> _Exercise directions_:
For the material that follows, list every line containing the word "Gurke".

[Records from a dataset]
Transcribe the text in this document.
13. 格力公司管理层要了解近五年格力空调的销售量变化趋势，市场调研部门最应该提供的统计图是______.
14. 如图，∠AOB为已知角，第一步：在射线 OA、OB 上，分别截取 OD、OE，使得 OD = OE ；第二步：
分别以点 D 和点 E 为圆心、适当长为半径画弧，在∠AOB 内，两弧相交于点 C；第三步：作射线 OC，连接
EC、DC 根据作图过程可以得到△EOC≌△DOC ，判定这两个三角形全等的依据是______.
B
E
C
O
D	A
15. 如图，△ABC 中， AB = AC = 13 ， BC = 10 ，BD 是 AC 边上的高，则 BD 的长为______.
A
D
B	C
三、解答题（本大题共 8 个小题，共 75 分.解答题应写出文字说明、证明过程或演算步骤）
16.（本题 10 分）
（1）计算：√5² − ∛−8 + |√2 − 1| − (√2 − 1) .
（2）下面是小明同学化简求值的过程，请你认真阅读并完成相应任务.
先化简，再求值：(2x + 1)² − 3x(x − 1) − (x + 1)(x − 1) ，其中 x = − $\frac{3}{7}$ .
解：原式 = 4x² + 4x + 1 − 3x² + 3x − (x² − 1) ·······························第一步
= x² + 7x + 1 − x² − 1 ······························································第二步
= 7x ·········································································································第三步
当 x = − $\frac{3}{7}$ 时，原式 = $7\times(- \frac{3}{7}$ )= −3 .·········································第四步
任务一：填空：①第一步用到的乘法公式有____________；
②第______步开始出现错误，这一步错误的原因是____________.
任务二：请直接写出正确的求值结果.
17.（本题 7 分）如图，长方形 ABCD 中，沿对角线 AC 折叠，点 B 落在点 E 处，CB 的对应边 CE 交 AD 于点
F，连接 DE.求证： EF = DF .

==

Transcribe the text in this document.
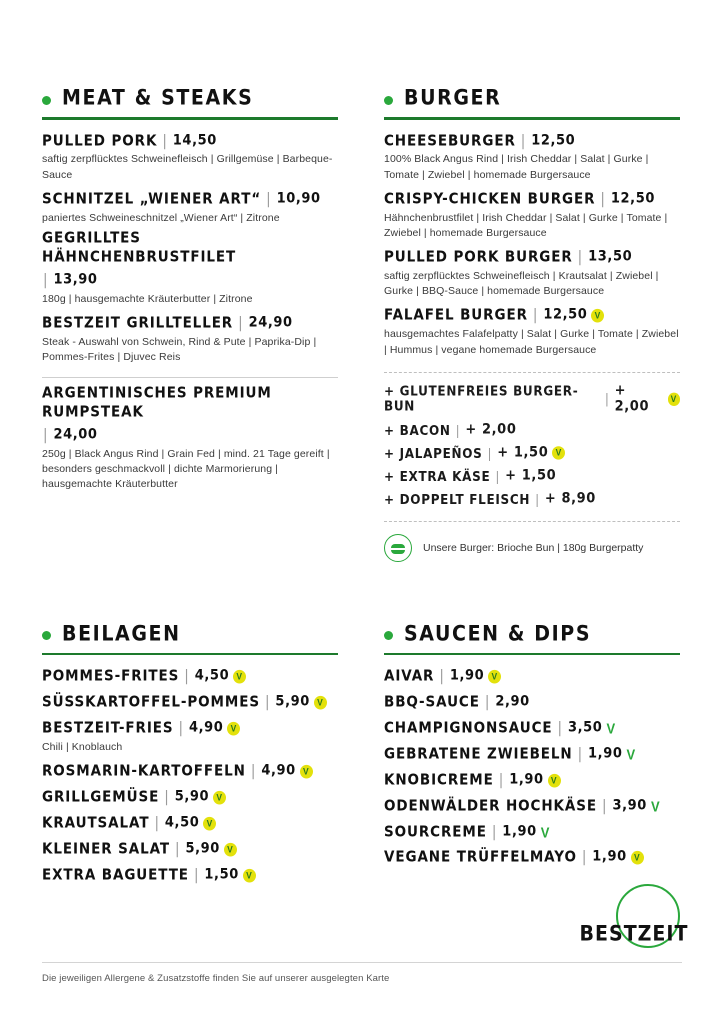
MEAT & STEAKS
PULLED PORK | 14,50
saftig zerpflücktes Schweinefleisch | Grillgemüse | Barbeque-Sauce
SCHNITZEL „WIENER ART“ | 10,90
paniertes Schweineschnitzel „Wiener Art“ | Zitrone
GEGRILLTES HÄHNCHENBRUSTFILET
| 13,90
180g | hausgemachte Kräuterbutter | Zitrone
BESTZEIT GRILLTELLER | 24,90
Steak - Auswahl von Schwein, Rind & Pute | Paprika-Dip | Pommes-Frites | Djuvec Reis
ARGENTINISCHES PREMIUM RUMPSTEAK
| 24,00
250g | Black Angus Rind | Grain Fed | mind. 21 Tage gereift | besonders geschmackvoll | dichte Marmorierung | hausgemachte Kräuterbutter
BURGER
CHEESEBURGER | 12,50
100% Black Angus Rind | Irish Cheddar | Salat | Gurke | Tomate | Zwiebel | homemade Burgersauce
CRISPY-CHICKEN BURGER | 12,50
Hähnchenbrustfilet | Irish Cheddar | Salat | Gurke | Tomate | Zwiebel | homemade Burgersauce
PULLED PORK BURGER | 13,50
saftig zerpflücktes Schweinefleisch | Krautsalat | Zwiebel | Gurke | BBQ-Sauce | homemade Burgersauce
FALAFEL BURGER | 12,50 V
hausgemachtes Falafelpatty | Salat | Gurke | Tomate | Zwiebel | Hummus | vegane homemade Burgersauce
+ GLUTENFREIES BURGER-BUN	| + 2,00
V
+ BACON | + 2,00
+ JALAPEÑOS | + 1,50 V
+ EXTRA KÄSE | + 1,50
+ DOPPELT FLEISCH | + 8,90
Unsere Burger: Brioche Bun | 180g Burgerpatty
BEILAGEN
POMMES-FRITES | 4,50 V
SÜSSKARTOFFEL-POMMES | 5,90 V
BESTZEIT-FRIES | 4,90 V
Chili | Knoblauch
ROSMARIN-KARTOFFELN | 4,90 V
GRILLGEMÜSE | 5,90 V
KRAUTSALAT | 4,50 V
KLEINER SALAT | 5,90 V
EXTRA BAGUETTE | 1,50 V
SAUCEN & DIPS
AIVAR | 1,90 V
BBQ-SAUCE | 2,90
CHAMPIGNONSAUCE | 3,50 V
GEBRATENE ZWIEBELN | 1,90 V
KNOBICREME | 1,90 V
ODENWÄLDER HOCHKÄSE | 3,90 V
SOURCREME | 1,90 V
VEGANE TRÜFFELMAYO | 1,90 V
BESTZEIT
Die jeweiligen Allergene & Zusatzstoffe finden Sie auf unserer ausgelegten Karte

> _Full solution_:
100% Black Angus Rind | Irish Cheddar | Salat | Gurke | Tomate | Zwiebel | homemade Burgersauce
Hähnchenbrustfilet | Irish Cheddar | Salat | Gurke | Tomate | Zwiebel | homemade Burgersauce
saftig zerpflücktes Schweinefleisch | Krautsalat | Zwiebel | Gurke | BBQ-Sauce | homemade Burgersauce
hausgemachtes Falafelpatty | Salat | Gurke | Tomate | Zwiebel | Hummus | vegane homemade Burgersauce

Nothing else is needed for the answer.